■ **EXERCISE DIRECTIONS**
Output the records exactly. Include every line.

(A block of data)
-- begin --
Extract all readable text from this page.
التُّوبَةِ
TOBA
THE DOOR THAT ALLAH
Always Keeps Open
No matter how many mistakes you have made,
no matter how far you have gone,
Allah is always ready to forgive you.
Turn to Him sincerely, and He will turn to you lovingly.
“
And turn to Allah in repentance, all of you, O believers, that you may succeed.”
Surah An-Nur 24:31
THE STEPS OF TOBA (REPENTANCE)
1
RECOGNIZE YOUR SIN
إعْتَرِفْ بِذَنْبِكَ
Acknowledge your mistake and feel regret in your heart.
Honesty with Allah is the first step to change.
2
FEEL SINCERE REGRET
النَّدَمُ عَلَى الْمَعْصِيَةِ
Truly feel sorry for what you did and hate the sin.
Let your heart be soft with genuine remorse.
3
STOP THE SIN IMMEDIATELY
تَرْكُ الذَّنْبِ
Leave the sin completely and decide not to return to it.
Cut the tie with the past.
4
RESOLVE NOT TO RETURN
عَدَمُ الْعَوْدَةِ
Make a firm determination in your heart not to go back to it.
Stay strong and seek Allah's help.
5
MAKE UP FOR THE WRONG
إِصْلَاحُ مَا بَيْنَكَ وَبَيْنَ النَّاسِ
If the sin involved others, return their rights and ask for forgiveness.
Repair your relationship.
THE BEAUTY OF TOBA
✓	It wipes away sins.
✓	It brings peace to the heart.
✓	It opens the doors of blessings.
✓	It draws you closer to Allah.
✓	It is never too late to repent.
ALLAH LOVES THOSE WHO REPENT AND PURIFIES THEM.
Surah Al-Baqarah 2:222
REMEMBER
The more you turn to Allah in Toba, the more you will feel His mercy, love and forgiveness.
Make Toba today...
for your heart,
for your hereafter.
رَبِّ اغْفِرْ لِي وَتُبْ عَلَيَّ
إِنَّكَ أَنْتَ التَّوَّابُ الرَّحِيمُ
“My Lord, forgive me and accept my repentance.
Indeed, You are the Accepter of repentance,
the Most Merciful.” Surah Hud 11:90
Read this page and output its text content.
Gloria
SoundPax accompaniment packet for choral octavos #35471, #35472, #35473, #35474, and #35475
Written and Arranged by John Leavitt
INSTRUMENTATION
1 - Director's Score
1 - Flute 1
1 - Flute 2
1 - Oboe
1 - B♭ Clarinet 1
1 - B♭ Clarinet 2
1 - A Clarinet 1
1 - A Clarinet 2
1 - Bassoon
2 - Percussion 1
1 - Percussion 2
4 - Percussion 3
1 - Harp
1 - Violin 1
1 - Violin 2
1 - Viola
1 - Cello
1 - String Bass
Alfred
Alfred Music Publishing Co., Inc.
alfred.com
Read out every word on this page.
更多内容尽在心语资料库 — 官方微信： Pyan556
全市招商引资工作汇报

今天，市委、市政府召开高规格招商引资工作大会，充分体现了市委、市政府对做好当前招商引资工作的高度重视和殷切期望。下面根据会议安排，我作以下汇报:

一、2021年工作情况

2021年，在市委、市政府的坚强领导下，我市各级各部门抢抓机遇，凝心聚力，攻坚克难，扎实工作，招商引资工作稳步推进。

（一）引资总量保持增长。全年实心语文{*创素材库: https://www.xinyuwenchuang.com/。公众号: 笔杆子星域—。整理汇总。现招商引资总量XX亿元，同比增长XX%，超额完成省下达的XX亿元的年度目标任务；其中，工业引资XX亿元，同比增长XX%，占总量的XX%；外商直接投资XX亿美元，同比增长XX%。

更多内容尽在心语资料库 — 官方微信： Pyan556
-- end --
■ **OUTPUT OF THE EXERCISE**
Extract all readable text from this page.
التُّوبَةِ
TOBA
THE DOOR THAT ALLAH
Always Keeps Open
No matter how many mistakes you have made,
no matter how far you have gone,
Allah is always ready to forgive you.
Turn to Him sincerely, and He will turn to you lovingly.
“
And turn to Allah in repentance, all of you, O believers, that you may succeed.”
Surah An-Nur 24:31
THE STEPS OF TOBA (REPENTANCE)
1
RECOGNIZE YOUR SIN
إعْتَرِفْ بِذَنْبِكَ
Acknowledge your mistake and feel regret in your heart.
Honesty with Allah is the first step to change.
2
FEEL SINCERE REGRET
النَّدَمُ عَلَى الْمَعْصِيَةِ
Truly feel sorry for what you did and hate the sin.
Let your heart be soft with genuine remorse.
3
STOP THE SIN IMMEDIATELY
تَرْكُ الذَّنْبِ
Leave the sin completely and decide not to return to it.
Cut the tie with the past.
4
RESOLVE NOT TO RETURN
عَدَمُ الْعَوْدَةِ
Make a firm determination in your heart not to go back to it.
Stay strong and seek Allah's help.
5
MAKE UP FOR THE WRONG
إِصْلَاحُ مَا بَيْنَكَ وَبَيْنَ النَّاسِ
If the sin involved others, return their rights and ask for forgiveness.
Repair your relationship.
THE BEAUTY OF TOBA
✓	It wipes away sins.
✓	It brings peace to the heart.
✓	It opens the doors of blessings.
✓	It draws you closer to Allah.
✓	It is never too late to repent.
ALLAH LOVES THOSE WHO REPENT AND PURIFIES THEM.
Surah Al-Baqarah 2:222
REMEMBER
The more you turn to Allah in Toba, the more you will feel His mercy, love and forgiveness.
Make Toba today...
for your heart,
for your hereafter.
رَبِّ اغْفِرْ لِي وَتُبْ عَلَيَّ
إِنَّكَ أَنْتَ التَّوَّابُ الرَّحِيمُ
“My Lord, forgive me and accept my repentance.
Indeed, You are the Accepter of repentance,
the Most Merciful.” Surah Hud 11:90
Read this page and output its text content.
Gloria
SoundPax accompaniment packet for choral octavos #35471, #35472, #35473, #35474, and #35475
Written and Arranged by John Leavitt
INSTRUMENTATION
1 - Director's Score
1 - Flute 1
1 - Flute 2
1 - Oboe
1 - B♭ Clarinet 1
1 - B♭ Clarinet 2
1 - A Clarinet 1
1 - A Clarinet 2
1 - Bassoon
2 - Percussion 1
1 - Percussion 2
4 - Percussion 3
1 - Harp
1 - Violin 1
1 - Violin 2
1 - Viola
1 - Cello
1 - String Bass
Alfred
Alfred Music Publishing Co., Inc.
alfred.com
Read out every word on this page.
更多内容尽在心语资料库 — 官方微信： Pyan556
全市招商引资工作汇报

今天，市委、市政府召开高规格招商引资工作大会，充分体现了市委、市政府对做好当前招商引资工作的高度重视和殷切期望。下面根据会议安排，我作以下汇报:

一、2021年工作情况

2021年，在市委、市政府的坚强领导下，我市各级各部门抢抓机遇，凝心聚力，攻坚克难，扎实工作，招商引资工作稳步推进。

（一）引资总量保持增长。全年实心语文{*创素材库: https://www.xinyuwenchuang.com/。公众号: 笔杆子星域—。整理汇总。现招商引资总量XX亿元，同比增长XX%，超额完成省下达的XX亿元的年度目标任务；其中，工业引资XX亿元，同比增长XX%，占总量的XX%；外商直接投资XX亿美元，同比增长XX%。

更多内容尽在心语资料库 — 官方微信： Pyan556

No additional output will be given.